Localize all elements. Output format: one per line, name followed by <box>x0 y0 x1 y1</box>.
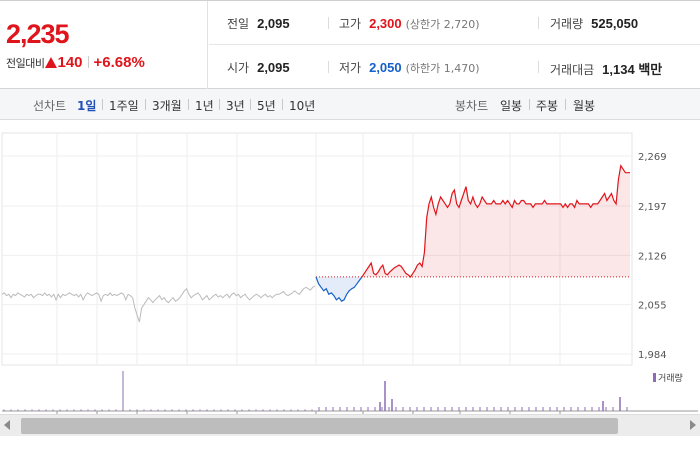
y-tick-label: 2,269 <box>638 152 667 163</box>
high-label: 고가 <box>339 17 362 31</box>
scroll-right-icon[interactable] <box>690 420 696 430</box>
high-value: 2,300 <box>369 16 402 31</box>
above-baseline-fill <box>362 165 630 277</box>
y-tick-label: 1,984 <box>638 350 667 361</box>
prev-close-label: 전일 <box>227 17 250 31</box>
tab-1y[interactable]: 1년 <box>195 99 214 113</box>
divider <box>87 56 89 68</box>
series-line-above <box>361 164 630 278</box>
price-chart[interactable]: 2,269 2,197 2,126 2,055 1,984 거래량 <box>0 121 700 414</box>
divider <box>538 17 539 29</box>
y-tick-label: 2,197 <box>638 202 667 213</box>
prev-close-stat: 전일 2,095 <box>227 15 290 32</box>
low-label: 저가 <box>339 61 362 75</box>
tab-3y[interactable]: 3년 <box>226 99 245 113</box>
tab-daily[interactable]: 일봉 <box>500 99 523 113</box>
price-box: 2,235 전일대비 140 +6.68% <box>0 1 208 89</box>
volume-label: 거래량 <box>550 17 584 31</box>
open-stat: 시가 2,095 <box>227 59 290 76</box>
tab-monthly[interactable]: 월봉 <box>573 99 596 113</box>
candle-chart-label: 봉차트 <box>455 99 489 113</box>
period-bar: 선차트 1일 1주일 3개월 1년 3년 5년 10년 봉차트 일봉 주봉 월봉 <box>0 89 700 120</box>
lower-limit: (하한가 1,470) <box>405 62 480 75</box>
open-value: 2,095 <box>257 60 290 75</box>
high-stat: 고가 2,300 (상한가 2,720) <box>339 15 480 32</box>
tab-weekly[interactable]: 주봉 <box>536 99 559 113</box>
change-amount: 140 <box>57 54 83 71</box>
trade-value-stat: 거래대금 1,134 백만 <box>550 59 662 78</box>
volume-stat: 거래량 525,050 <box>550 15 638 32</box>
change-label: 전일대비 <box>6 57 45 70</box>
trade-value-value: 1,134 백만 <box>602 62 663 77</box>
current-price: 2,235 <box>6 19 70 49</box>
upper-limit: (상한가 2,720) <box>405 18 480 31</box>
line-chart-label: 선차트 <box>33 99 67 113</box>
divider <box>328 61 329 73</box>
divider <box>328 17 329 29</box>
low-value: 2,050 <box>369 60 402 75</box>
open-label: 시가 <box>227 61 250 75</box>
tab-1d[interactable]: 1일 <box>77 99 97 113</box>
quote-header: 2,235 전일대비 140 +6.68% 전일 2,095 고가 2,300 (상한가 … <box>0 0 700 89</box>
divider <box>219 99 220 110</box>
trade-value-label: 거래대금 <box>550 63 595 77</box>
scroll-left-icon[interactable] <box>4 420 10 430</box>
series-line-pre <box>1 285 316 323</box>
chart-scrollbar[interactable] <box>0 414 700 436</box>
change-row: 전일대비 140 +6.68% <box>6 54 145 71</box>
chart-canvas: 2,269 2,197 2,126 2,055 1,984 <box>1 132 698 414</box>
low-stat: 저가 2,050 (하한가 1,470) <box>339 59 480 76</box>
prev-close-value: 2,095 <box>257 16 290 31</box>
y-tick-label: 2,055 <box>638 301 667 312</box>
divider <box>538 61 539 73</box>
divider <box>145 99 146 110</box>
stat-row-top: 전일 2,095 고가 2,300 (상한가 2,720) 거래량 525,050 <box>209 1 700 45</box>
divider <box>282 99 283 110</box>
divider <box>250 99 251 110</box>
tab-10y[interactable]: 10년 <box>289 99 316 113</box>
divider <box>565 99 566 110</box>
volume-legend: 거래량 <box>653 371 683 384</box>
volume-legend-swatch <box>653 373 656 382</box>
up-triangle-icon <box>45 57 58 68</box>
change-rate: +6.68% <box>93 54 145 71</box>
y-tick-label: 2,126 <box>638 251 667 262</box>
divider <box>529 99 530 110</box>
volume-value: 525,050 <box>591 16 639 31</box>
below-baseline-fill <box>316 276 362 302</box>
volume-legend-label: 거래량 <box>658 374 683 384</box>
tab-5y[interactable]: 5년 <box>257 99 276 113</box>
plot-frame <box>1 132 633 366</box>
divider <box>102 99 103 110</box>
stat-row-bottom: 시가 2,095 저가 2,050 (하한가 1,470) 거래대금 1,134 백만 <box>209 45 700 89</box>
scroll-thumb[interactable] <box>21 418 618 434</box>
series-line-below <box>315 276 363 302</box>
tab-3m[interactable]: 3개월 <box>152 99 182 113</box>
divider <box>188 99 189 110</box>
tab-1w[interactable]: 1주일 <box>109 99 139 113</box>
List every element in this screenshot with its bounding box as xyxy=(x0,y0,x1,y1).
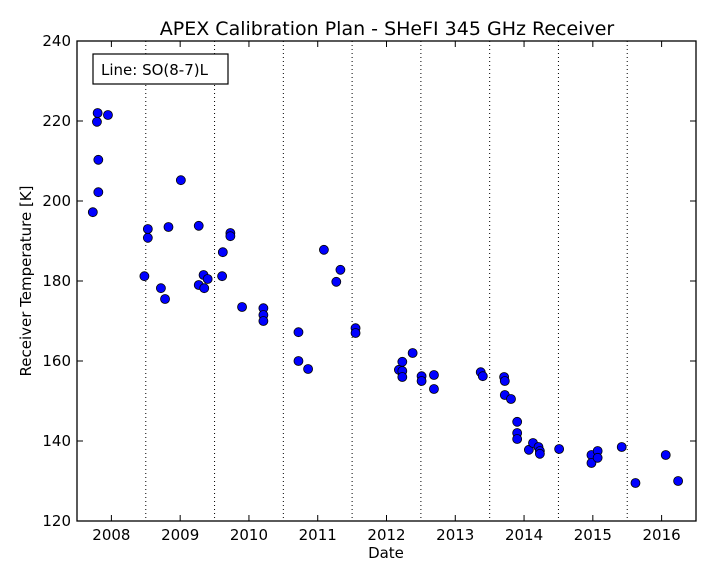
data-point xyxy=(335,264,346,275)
○ ○ ○ ○
* What you need to do: Rewrite each item above with "Localize" substituted by "Locate", leaving every other word unchanged and omitting the pictures.

* Task result:
Locate all elements. Output format: one per line, name followed by <box>x0 y0 x1 y1</box>.
y-tick-label: 2,269 <box>638 152 667 163</box>
high-label: 고가 <box>339 17 362 31</box>
scroll-right-icon[interactable] <box>690 420 696 430</box>
high-value: 2,300 <box>369 16 402 31</box>
above-baseline-fill <box>362 165 630 277</box>
y-tick-label: 1,984 <box>638 350 667 361</box>
prev-close-label: 전일 <box>227 17 250 31</box>
tab-1y[interactable]: 1년 <box>195 99 214 113</box>
divider <box>87 56 89 68</box>
series-line-above <box>361 164 630 278</box>
price-chart[interactable]: 2,269 2,197 2,126 2,055 1,984 거래량 <box>0 121 700 414</box>
divider <box>538 17 539 29</box>
y-tick-label: 2,197 <box>638 202 667 213</box>
prev-close-stat: 전일 2,095 <box>227 15 290 32</box>
low-label: 저가 <box>339 61 362 75</box>
tab-3y[interactable]: 3년 <box>226 99 245 113</box>
tab-daily[interactable]: 일봉 <box>500 99 523 113</box>
price-box: 2,235 전일대비 140 +6.68% <box>0 1 208 89</box>
volume-label: 거래량 <box>550 17 584 31</box>
open-stat: 시가 2,095 <box>227 59 290 76</box>
tab-monthly[interactable]: 월봉 <box>573 99 596 113</box>
candle-chart-label: 봉차트 <box>455 99 489 113</box>
period-bar: 선차트 1일 1주일 3개월 1년 3년 5년 10년 봉차트 일봉 주봉 월봉 <box>0 89 700 120</box>
lower-limit: (하한가 1,470) <box>405 62 480 75</box>
open-value: 2,095 <box>257 60 290 75</box>
high-stat: 고가 2,300 (상한가 2,720) <box>339 15 480 32</box>
tab-weekly[interactable]: 주봉 <box>536 99 559 113</box>
change-amount: 140 <box>57 54 83 71</box>
trade-value-stat: 거래대금 1,134 백만 <box>550 59 662 78</box>
volume-stat: 거래량 525,050 <box>550 15 638 32</box>
change-label: 전일대비 <box>6 57 45 70</box>
trade-value-value: 1,134 백만 <box>602 62 663 77</box>
current-price: 2,235 <box>6 19 70 49</box>
upper-limit: (상한가 2,720) <box>405 18 480 31</box>
line-chart-label: 선차트 <box>33 99 67 113</box>
divider <box>328 61 329 73</box>
divider <box>328 17 329 29</box>
low-value: 2,050 <box>369 60 402 75</box>
open-label: 시가 <box>227 61 250 75</box>
tab-1d[interactable]: 1일 <box>77 99 97 113</box>
quote-header: 2,235 전일대비 140 +6.68% 전일 2,095 고가 2,300 (상한가 … <box>0 0 700 89</box>
divider <box>219 99 220 110</box>
trade-value-label: 거래대금 <box>550 63 595 77</box>
scroll-left-icon[interactable] <box>4 420 10 430</box>
series-line-pre <box>1 285 316 323</box>
chart-scrollbar[interactable] <box>0 414 700 436</box>
change-row: 전일대비 140 +6.68% <box>6 54 145 71</box>
chart-canvas: 2,269 2,197 2,126 2,055 1,984 <box>1 132 698 414</box>
low-stat: 저가 2,050 (하한가 1,470) <box>339 59 480 76</box>
prev-close-value: 2,095 <box>257 16 290 31</box>
y-tick-label: 2,055 <box>638 301 667 312</box>
divider <box>538 61 539 73</box>
divider <box>145 99 146 110</box>
stat-row-top: 전일 2,095 고가 2,300 (상한가 2,720) 거래량 525,050 <box>209 1 700 45</box>
divider <box>282 99 283 110</box>
divider <box>250 99 251 110</box>
tab-10y[interactable]: 10년 <box>289 99 316 113</box>
divider <box>565 99 566 110</box>
volume-legend: 거래량 <box>653 371 683 384</box>
volume-legend-swatch <box>653 373 656 382</box>
up-triangle-icon <box>45 57 58 68</box>
change-rate: +6.68% <box>93 54 145 71</box>
y-tick-label: 2,126 <box>638 251 667 262</box>
divider <box>529 99 530 110</box>
volume-value: 525,050 <box>591 16 639 31</box>
below-baseline-fill <box>316 276 362 302</box>
volume-legend-label: 거래량 <box>658 374 683 384</box>
tab-5y[interactable]: 5년 <box>257 99 276 113</box>
plot-frame <box>1 132 633 366</box>
divider <box>102 99 103 110</box>
stat-row-bottom: 시가 2,095 저가 2,050 (하한가 1,470) 거래대금 1,134 백만 <box>209 45 700 89</box>
scroll-thumb[interactable] <box>21 418 618 434</box>
series-line-below <box>315 276 363 302</box>
tab-3m[interactable]: 3개월 <box>152 99 182 113</box>
divider <box>188 99 189 110</box>
tab-1w[interactable]: 1주일 <box>109 99 139 113</box>
List every element in this screenshot with its bounding box as xyxy=(x0,y0,x1,y1).
data-point xyxy=(335,264,346,275)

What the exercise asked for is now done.